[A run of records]

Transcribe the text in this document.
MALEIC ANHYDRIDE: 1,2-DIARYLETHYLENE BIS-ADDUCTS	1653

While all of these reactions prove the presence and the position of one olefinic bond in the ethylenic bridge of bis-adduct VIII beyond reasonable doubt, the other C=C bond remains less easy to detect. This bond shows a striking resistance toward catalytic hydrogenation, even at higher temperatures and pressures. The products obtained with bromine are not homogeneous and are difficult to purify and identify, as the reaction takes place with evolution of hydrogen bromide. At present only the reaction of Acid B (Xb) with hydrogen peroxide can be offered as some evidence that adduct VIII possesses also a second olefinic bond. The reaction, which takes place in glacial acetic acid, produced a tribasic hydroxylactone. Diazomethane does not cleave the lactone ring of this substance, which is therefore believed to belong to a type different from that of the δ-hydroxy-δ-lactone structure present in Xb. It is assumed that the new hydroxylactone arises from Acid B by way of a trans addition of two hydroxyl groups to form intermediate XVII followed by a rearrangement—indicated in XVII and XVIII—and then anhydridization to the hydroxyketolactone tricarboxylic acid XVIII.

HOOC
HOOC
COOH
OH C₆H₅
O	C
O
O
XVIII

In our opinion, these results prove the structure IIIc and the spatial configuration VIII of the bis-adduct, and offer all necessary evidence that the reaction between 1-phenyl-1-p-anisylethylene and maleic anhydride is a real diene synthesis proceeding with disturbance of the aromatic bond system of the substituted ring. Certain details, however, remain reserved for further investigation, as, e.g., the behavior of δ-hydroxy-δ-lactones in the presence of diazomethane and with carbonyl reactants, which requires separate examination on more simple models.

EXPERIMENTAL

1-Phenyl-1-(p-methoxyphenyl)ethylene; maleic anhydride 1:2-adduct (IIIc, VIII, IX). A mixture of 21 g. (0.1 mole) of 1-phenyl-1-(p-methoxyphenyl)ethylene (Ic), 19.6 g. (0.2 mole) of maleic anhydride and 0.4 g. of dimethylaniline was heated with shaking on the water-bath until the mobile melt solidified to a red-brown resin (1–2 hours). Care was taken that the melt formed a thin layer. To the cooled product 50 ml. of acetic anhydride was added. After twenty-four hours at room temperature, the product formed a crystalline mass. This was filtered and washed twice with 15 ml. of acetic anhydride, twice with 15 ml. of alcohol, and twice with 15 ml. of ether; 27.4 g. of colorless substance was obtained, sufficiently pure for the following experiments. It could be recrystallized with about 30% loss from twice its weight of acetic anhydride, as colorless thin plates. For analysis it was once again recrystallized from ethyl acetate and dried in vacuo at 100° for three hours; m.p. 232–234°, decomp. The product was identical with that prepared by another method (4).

(Task description): Using the records above, copy every line that has the word "XVIII" in it.

(Solution below):
While all of these reactions prove the presence and the position of one olefinic bond in the ethylenic bridge of bis-adduct VIII beyond reasonable doubt, the other C=C bond remains less easy to detect. This bond shows a striking resistance toward catalytic hydrogenation, even at higher temperatures and pressures. The products obtained with bromine are not homogeneous and are difficult to purify and identify, as the reaction takes place with evolution of hydrogen bromide. At present only the reaction of Acid B (Xb) with hydrogen peroxide can be offered as some evidence that adduct VIII possesses also a second olefinic bond. The reaction, which takes place in glacial acetic acid, produced a tribasic hydroxylactone. Diazomethane does not cleave the lactone ring of this substance, which is therefore believed to belong to a type different from that of the δ-hydroxy-δ-lactone structure present in Xb. It is assumed that the new hydroxylactone arises from Acid B by way of a trans addition of two hydroxyl groups to form intermediate XVII followed by a rearrangement—indicated in XVII and XVIII—and then anhydridization to the hydroxyketolactone tricarboxylic acid XVIII.
XVIII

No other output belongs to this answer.